Wherever "this" appears in a line, list that line.

::: Exercise inputs

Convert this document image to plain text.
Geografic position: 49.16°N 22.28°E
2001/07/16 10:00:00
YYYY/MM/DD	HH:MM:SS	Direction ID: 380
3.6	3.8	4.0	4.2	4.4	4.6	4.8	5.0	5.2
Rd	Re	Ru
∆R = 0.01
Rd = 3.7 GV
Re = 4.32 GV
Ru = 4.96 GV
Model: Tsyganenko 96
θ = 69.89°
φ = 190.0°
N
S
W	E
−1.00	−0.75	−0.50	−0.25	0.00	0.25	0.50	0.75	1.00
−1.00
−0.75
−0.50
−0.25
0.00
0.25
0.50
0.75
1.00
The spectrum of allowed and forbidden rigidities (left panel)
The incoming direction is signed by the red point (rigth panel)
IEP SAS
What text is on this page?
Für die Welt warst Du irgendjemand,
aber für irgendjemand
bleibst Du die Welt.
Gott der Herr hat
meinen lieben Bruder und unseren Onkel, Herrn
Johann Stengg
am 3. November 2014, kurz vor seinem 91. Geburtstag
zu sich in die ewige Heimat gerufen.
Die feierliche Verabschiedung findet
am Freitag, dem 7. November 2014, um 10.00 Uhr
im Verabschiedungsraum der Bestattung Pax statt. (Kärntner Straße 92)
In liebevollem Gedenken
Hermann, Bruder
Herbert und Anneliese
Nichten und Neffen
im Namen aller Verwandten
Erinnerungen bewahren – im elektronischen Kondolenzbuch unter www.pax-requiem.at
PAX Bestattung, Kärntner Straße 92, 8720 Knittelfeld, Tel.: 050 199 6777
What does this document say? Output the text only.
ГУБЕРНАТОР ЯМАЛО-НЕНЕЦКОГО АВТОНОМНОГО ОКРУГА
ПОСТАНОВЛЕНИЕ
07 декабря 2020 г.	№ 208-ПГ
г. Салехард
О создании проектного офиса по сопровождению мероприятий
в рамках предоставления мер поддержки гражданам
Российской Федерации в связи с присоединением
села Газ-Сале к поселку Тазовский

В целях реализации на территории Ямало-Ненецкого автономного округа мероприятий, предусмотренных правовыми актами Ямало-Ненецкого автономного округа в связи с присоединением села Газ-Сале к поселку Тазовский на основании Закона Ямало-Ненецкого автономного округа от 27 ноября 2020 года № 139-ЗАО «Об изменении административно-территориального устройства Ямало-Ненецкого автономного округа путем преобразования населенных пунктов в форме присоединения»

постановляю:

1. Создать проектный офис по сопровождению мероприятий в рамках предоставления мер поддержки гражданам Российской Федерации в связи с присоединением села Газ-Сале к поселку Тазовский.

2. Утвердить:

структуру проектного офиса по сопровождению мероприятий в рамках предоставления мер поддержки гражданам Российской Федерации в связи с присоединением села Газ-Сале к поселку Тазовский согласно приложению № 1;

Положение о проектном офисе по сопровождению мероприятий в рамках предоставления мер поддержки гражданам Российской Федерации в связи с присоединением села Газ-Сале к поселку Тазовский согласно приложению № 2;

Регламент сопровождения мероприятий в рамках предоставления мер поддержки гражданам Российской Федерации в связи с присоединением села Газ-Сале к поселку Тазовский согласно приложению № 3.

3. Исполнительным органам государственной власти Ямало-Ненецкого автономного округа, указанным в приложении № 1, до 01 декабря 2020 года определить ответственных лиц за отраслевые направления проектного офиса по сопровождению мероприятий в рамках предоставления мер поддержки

::::::

→ **Solved exercise**:
Convert this document image to plain text.
What text is on this page?
What does this document say? Output the text only.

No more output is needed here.